• [PASSAGE DU TEXTE]:
+---+

Le bureau d'octroi de Decize (Nièvre)

Le bureau d’octroi de Decize (Nièvre) Photo Dominique Lahary – CC NC

Il est courant et peut sembler naturel de pratiquer, pour les bibliothèques comme d’autres services locaux, des tarifs « hors communes ». On voit le raisonnement : ce sont les contribuables de la localité qui par leurs impôts financent le service. Il comporte une faille béante : les gens de vivent pas claquemurés dans des frontières communales : ils circulent, étudient, travaillent, consomment, se distraient, se cultivent, se rencontrent à l’échelle de bassins de vie. Les bibliothèques illustrent, parmi d’autres services, cette réalité. Il y a la logique de proximité : on se rend à celle qui est la plus proche de son domicile ou bien encore de son lieu d’étude ou de travail, de loisir ou encore d’achalandage commercial. Et celle de l’attractivité : une partie des gens vont se rendre expressément là où ils savent trouver de la place, des services, des ressources qui leurs conviennent.

Pour satisfaire tous ces besoins et être au plus près de toutes les populations, on sait bien qu’il faut assurer un maillage territorial combinant bibliothèques de proximité et médiathèques attractives. Leur mise en réseau permet par une libre circulation des usagers et une mise en commun des ressources une égalité d’accès à celles-ci tout en facilitant leur bonne gestion.

+---+

[Liste des données]
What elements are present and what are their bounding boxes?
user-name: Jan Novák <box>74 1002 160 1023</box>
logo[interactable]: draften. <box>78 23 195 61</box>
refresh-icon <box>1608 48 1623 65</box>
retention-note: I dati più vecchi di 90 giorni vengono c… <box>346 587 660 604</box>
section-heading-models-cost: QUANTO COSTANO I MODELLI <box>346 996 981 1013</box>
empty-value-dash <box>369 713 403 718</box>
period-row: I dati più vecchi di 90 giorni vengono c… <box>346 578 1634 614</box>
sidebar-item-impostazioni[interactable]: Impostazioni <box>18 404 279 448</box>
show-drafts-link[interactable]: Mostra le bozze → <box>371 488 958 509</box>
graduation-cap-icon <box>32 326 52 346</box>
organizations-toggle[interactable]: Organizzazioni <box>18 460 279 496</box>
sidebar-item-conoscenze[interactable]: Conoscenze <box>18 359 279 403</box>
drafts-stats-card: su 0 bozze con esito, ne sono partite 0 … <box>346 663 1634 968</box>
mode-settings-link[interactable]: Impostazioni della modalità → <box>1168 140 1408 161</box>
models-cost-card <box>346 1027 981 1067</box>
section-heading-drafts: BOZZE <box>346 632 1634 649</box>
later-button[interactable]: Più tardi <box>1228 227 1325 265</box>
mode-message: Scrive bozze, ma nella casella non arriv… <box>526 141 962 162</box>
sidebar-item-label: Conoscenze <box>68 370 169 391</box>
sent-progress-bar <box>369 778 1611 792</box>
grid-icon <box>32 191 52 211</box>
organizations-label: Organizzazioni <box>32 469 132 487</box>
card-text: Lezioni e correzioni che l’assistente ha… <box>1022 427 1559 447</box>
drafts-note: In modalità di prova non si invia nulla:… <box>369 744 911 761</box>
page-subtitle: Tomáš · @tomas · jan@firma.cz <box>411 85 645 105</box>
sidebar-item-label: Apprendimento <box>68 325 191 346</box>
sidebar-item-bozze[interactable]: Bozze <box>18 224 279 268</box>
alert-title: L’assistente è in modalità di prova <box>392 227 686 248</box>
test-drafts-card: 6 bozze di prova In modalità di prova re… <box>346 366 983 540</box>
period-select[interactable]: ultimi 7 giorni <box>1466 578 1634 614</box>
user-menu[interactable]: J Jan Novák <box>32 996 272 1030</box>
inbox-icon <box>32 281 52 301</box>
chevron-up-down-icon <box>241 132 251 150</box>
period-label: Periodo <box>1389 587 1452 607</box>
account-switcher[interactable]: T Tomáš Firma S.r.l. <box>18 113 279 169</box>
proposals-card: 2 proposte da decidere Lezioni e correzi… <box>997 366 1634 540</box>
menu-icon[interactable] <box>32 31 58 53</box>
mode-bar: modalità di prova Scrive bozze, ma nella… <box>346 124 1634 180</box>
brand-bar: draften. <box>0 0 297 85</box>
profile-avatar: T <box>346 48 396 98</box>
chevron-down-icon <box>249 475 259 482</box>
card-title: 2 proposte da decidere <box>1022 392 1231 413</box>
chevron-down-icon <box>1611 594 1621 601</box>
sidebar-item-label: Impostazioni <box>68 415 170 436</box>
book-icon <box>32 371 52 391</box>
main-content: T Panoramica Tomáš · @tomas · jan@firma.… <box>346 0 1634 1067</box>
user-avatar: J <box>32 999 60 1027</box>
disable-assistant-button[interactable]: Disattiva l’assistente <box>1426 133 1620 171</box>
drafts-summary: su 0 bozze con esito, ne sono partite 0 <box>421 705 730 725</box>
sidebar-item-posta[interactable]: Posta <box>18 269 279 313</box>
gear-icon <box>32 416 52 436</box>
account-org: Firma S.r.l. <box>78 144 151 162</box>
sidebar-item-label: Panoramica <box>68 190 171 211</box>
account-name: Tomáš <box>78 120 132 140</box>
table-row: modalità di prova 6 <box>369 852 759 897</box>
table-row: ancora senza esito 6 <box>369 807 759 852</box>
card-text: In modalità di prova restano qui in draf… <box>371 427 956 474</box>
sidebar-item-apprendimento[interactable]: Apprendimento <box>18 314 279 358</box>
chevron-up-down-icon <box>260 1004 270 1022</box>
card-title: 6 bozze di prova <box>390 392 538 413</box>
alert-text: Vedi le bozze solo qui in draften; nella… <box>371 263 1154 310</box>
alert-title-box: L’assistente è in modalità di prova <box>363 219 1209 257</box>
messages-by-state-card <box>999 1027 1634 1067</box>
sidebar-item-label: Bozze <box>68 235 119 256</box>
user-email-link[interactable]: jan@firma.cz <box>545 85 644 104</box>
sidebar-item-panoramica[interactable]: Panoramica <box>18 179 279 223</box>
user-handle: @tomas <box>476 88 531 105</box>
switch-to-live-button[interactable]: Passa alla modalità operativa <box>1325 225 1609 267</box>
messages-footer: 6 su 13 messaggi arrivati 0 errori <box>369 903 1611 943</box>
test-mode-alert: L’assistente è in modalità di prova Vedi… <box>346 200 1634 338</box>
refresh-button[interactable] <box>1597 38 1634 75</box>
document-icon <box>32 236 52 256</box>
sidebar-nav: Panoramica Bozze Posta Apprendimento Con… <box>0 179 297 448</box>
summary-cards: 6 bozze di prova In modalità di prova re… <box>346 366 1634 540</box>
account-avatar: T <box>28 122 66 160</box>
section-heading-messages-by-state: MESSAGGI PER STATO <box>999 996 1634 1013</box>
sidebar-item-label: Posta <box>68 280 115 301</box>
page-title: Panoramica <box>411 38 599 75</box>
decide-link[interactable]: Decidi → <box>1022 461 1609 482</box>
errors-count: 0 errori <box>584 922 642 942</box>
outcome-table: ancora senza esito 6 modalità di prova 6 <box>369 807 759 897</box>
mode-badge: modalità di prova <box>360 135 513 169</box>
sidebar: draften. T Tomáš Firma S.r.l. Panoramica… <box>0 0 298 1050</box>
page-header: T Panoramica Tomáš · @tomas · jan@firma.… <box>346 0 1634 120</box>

+---+

• [EXERCICE ÉCRIT 1]: Recopiez mot pour mot, dans le texte sur les tarifs des bibliothèques, le passage allant de "Pour satisfaire tous" jusqu'à "leur bonne gestion.".
• [EXERCICE ÉCRIT 2]: Dans le texte sur les tarifs des bibliothèques, relevez tous les verbes qui décrivent ce que font les gens à l'échelle des bassins de vie.

• [RÉSULTAT DE L'EXERCICE 1]:
Pour satisfaire tous ces besoins et être au plus près de toutes les populations, on sait bien qu’il faut assurer un maillage territorial combinant bibliothèques de proximité et médiathèques attractives. Leur mise en réseau permet par une libre circulation des usagers et une mise en commun des ressources une égalité d’accès à celles-ci tout en facilitant leur bonne gestion.

• [RÉSULTAT DE L'EXERCICE 2]: circulent, étudient, travaillent, consomment, se distraient, se cultivent, se rencontrent